┌─ Material to process

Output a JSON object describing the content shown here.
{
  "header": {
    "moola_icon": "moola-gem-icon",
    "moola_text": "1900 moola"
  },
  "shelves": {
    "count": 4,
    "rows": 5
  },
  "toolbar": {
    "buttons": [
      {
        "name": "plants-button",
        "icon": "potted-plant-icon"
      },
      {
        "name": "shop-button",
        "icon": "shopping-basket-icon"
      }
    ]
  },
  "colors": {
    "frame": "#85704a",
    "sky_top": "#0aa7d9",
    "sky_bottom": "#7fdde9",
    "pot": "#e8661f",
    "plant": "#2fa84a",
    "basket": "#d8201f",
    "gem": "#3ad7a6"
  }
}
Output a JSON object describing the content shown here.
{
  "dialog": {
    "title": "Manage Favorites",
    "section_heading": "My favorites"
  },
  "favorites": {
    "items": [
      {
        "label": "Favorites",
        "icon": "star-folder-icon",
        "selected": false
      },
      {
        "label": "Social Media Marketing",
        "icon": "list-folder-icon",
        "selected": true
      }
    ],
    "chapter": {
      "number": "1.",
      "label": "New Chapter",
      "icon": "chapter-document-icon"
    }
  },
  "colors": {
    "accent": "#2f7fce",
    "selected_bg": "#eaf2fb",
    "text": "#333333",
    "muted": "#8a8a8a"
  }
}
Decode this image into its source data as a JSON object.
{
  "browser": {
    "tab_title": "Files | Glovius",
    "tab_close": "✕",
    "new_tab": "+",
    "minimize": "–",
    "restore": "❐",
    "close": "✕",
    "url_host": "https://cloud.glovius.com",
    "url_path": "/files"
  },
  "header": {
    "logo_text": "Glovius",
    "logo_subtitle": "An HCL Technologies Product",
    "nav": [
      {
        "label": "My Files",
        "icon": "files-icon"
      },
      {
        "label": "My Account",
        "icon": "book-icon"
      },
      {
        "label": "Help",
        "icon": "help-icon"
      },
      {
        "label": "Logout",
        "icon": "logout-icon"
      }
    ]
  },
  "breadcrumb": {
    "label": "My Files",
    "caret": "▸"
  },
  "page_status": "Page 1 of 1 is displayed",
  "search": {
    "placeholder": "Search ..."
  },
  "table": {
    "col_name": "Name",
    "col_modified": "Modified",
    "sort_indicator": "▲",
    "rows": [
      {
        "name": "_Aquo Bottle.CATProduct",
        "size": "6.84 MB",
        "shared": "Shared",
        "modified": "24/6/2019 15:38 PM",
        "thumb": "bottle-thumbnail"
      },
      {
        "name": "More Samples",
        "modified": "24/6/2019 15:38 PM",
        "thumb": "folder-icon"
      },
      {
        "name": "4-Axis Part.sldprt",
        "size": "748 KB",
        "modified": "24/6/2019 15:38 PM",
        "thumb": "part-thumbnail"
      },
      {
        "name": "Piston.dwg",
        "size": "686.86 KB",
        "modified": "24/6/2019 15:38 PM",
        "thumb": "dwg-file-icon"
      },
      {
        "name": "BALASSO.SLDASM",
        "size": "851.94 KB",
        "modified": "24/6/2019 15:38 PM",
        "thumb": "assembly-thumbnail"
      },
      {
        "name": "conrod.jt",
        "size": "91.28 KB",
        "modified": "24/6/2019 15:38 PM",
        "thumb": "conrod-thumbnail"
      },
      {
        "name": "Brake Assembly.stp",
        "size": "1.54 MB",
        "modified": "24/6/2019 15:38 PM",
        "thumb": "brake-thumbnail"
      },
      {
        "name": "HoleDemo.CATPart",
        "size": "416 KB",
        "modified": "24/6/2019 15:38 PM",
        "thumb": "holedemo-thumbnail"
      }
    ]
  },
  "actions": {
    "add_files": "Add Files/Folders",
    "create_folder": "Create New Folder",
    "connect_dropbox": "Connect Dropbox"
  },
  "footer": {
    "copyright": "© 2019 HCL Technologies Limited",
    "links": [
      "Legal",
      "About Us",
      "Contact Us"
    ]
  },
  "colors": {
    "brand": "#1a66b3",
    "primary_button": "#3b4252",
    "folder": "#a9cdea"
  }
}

└─

Exercise —
Only a number is wanted: how many lines contain "conrod"?

Final result —
2